Will you print the material below without altering a single character?

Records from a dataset
========================

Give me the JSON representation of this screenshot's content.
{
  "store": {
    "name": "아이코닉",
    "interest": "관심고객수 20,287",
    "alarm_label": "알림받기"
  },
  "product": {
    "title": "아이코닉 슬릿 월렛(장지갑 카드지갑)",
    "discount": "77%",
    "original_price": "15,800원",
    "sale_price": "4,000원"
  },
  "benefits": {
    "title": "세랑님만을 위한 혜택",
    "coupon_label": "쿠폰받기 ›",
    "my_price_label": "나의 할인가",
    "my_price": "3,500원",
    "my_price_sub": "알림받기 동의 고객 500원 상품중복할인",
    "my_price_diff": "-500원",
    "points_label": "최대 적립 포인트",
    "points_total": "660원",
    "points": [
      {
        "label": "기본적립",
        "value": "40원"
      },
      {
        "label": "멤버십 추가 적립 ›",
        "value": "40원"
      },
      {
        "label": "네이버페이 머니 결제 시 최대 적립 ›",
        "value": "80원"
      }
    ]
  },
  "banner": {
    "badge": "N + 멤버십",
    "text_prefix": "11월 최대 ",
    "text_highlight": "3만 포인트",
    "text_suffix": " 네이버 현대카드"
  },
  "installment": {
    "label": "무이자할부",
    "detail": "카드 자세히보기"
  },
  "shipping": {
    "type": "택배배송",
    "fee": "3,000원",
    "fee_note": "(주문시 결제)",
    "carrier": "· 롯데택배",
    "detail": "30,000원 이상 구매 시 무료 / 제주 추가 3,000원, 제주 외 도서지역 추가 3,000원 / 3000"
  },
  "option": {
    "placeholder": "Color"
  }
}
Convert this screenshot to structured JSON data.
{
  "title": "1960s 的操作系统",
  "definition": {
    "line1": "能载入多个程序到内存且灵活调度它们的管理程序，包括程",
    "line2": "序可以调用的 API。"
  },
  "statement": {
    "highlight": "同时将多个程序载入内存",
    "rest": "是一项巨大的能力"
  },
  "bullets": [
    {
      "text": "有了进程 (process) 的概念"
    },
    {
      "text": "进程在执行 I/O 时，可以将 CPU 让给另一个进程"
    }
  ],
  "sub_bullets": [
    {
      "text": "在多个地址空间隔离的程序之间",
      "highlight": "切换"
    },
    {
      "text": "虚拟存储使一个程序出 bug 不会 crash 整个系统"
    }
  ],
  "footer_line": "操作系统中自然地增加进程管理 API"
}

========================

* [Output of the task]:
Give me the JSON representation of this screenshot's content.
{
  "store": {
    "name": "아이코닉",
    "interest": "관심고객수 20,287",
    "alarm_label": "알림받기"
  },
  "product": {
    "title": "아이코닉 슬릿 월렛(장지갑 카드지갑)",
    "discount": "77%",
    "original_price": "15,800원",
    "sale_price": "4,000원"
  },
  "benefits": {
    "title": "세랑님만을 위한 혜택",
    "coupon_label": "쿠폰받기 ›",
    "my_price_label": "나의 할인가",
    "my_price": "3,500원",
    "my_price_sub": "알림받기 동의 고객 500원 상품중복할인",
    "my_price_diff": "-500원",
    "points_label": "최대 적립 포인트",
    "points_total": "660원",
    "points": [
      {
        "label": "기본적립",
        "value": "40원"
      },
      {
        "label": "멤버십 추가 적립 ›",
        "value": "40원"
      },
      {
        "label": "네이버페이 머니 결제 시 최대 적립 ›",
        "value": "80원"
      }
    ]
  },
  "banner": {
    "badge": "N + 멤버십",
    "text_prefix": "11월 최대 ",
    "text_highlight": "3만 포인트",
    "text_suffix": " 네이버 현대카드"
  },
  "installment": {
    "label": "무이자할부",
    "detail": "카드 자세히보기"
  },
  "shipping": {
    "type": "택배배송",
    "fee": "3,000원",
    "fee_note": "(주문시 결제)",
    "carrier": "· 롯데택배",
    "detail": "30,000원 이상 구매 시 무료 / 제주 추가 3,000원, 제주 외 도서지역 추가 3,000원 / 3000"
  },
  "option": {
    "placeholder": "Color"
  }
}
Convert this screenshot to structured JSON data.
{
  "title": "1960s 的操作系统",
  "definition": {
    "line1": "能载入多个程序到内存且灵活调度它们的管理程序，包括程",
    "line2": "序可以调用的 API。"
  },
  "statement": {
    "highlight": "同时将多个程序载入内存",
    "rest": "是一项巨大的能力"
  },
  "bullets": [
    {
      "text": "有了进程 (process) 的概念"
    },
    {
      "text": "进程在执行 I/O 时，可以将 CPU 让给另一个进程"
    }
  ],
  "sub_bullets": [
    {
      "text": "在多个地址空间隔离的程序之间",
      "highlight": "切换"
    },
    {
      "text": "虚拟存储使一个程序出 bug 不会 crash 整个系统"
    }
  ],
  "footer_line": "操作系统中自然地增加进程管理 API"
}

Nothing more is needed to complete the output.